Data excerpts:
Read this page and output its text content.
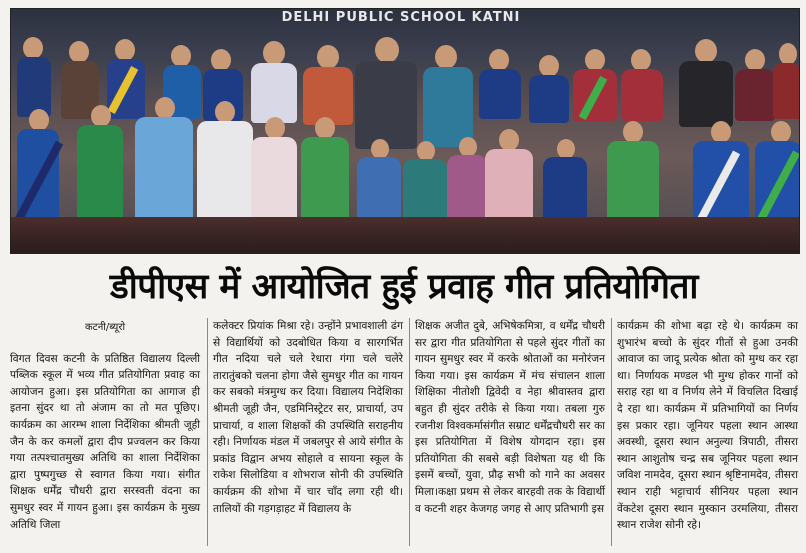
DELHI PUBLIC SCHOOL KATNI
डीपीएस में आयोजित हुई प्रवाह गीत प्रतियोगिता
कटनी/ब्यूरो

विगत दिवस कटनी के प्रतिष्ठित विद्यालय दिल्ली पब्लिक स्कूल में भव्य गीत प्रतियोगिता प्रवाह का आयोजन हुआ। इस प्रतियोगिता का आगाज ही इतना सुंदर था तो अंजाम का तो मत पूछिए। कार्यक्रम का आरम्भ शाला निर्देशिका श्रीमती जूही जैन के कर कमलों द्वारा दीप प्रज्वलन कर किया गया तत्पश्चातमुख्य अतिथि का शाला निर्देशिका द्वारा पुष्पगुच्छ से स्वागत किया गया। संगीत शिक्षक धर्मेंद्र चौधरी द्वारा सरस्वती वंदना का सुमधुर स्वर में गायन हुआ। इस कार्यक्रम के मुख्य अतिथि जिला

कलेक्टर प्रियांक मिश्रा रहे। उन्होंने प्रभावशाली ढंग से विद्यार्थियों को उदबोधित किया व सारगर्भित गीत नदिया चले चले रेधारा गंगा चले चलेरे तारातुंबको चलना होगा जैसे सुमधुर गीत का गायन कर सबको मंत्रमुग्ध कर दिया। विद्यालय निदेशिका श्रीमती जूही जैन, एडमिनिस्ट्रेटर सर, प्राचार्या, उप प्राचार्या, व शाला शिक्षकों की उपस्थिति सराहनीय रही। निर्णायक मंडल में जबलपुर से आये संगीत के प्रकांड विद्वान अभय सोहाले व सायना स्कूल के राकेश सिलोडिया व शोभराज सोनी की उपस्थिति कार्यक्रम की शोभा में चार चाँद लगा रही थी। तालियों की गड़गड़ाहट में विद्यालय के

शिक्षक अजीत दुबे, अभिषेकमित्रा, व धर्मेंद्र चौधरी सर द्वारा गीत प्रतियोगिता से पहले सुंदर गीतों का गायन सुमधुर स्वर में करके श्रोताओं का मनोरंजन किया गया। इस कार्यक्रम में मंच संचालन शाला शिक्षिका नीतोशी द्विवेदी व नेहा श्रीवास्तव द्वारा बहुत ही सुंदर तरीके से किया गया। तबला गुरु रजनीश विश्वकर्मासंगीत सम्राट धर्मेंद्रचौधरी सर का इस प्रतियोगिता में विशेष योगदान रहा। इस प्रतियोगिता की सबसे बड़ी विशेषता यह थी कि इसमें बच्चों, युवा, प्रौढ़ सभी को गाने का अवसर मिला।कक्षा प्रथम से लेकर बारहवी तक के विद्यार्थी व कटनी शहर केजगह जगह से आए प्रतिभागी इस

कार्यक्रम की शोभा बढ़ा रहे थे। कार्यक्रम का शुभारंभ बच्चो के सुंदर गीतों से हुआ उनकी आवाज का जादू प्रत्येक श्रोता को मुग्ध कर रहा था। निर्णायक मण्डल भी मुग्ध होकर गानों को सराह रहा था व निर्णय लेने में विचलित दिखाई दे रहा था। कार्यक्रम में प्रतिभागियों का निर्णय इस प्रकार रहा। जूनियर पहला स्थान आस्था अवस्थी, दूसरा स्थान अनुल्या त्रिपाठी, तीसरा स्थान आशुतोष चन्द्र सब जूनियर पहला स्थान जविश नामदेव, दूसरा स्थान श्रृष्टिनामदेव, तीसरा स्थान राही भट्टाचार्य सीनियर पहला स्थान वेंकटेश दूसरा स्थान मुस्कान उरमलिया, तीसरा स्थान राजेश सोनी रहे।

...

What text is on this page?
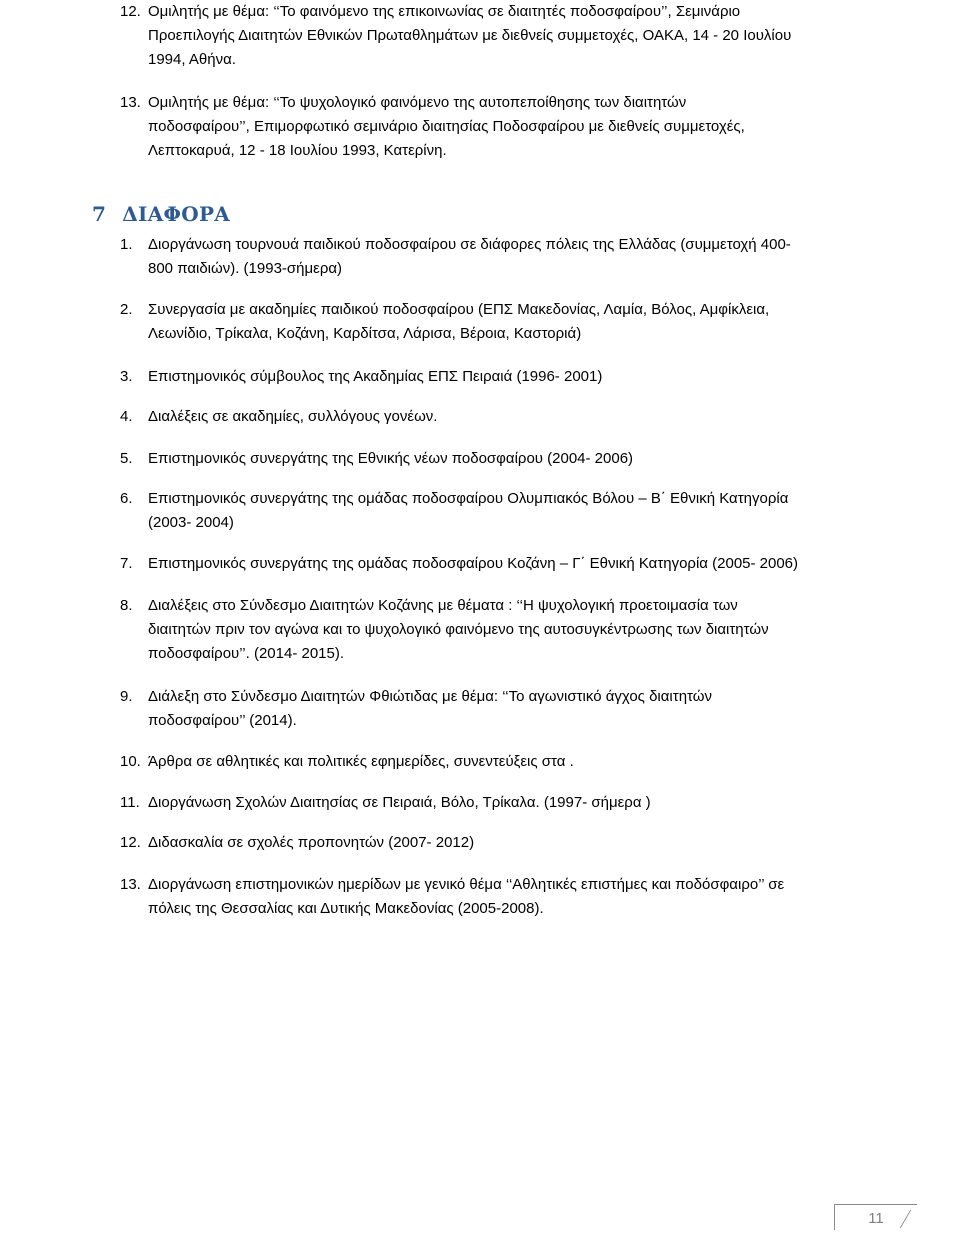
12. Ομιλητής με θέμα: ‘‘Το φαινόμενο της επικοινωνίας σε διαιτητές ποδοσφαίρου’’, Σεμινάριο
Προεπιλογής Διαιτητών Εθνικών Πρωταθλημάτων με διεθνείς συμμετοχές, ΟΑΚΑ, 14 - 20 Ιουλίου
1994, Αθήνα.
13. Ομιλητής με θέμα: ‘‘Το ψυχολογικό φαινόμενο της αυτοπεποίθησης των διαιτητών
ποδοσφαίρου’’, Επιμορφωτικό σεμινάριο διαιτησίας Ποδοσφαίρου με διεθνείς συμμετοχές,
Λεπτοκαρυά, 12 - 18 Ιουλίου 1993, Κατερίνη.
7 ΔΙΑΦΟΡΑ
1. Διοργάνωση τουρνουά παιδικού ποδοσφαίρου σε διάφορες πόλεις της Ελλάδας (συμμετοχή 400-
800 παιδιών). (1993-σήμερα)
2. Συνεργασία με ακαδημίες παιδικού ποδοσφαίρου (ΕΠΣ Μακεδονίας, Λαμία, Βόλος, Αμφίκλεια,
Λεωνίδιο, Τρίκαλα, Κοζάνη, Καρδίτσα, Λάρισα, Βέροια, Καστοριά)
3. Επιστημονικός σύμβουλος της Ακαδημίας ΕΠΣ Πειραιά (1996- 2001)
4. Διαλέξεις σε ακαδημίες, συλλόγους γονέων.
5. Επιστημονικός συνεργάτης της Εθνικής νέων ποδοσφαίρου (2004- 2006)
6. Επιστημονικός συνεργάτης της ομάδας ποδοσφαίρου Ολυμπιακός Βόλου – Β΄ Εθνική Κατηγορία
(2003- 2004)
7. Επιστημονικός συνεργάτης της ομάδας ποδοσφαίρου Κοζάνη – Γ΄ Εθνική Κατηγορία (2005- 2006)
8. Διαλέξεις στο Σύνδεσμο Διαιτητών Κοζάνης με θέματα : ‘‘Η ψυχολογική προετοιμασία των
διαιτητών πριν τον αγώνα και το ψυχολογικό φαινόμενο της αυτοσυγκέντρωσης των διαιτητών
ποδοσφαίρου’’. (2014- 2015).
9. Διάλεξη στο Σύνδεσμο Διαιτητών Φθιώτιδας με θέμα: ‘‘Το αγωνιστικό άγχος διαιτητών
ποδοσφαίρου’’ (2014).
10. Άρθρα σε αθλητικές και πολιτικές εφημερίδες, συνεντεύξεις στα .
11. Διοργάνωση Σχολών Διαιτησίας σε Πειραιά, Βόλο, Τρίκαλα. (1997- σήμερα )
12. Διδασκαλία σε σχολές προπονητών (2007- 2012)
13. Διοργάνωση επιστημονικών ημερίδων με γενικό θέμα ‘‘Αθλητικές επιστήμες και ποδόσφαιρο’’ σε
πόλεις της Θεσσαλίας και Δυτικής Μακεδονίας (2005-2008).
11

* * *

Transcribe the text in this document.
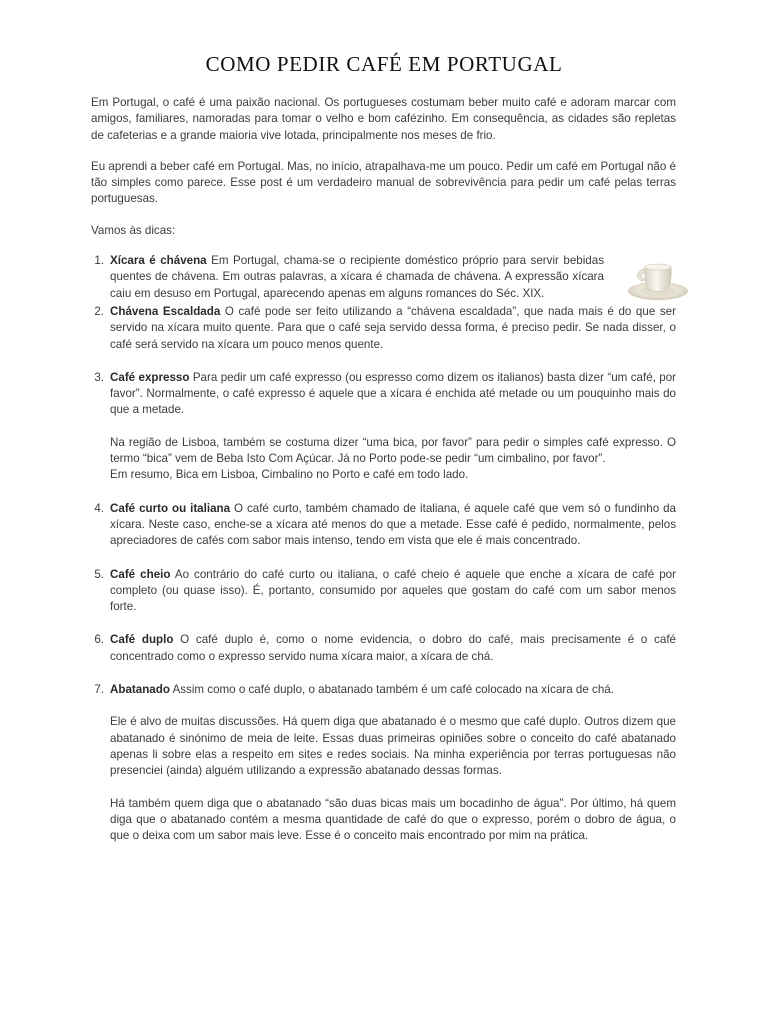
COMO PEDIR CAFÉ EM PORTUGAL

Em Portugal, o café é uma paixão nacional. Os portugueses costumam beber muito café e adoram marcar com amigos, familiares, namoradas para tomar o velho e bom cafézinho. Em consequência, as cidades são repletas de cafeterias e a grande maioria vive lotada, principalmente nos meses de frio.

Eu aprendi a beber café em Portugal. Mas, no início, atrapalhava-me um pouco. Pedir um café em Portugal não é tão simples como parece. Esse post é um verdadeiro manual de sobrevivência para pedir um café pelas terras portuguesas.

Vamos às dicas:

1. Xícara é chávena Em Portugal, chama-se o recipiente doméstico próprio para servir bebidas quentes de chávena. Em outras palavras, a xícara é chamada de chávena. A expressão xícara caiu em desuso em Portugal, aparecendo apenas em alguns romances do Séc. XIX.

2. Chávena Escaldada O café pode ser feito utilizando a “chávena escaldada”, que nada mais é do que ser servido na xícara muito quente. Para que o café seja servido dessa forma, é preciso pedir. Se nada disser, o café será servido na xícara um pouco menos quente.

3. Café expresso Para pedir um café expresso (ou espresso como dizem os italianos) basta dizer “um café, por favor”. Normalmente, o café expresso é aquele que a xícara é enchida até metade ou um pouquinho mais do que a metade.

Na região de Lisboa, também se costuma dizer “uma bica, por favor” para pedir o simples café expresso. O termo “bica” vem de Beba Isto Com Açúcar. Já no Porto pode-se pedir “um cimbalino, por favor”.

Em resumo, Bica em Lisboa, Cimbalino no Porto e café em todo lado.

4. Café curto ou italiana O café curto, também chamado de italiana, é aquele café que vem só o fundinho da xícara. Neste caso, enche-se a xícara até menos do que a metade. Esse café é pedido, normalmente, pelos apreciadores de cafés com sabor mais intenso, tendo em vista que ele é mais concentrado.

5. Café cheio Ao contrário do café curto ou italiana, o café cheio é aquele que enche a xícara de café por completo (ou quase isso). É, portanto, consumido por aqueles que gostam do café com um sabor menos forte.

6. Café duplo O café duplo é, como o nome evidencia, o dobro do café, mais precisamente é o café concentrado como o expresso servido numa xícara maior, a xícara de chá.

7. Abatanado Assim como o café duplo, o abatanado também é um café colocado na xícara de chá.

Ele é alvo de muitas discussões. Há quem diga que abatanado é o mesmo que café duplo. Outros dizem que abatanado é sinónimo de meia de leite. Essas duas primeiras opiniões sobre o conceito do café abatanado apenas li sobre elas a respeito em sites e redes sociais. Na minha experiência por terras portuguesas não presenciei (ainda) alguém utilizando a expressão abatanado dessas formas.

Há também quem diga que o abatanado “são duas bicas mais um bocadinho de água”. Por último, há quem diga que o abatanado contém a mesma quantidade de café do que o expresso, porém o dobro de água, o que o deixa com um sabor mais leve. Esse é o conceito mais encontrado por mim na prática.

Exercise aim
Filter for "pode". Return all lines that hold it.

Solution for this problem
2. Chávena Escaldada O café pode ser feito utilizando a “chávena escaldada”, que nada mais é do que ser servido na xícara muito quente. Para que o café seja servido dessa forma, é preciso pedir. Se nada disser, o café será servido na xícara um pouco menos quente.
Na região de Lisboa, também se costuma dizer “uma bica, por favor” para pedir o simples café expresso. O termo “bica” vem de Beba Isto Com Açúcar. Já no Porto pode-se pedir “um cimbalino, por favor”.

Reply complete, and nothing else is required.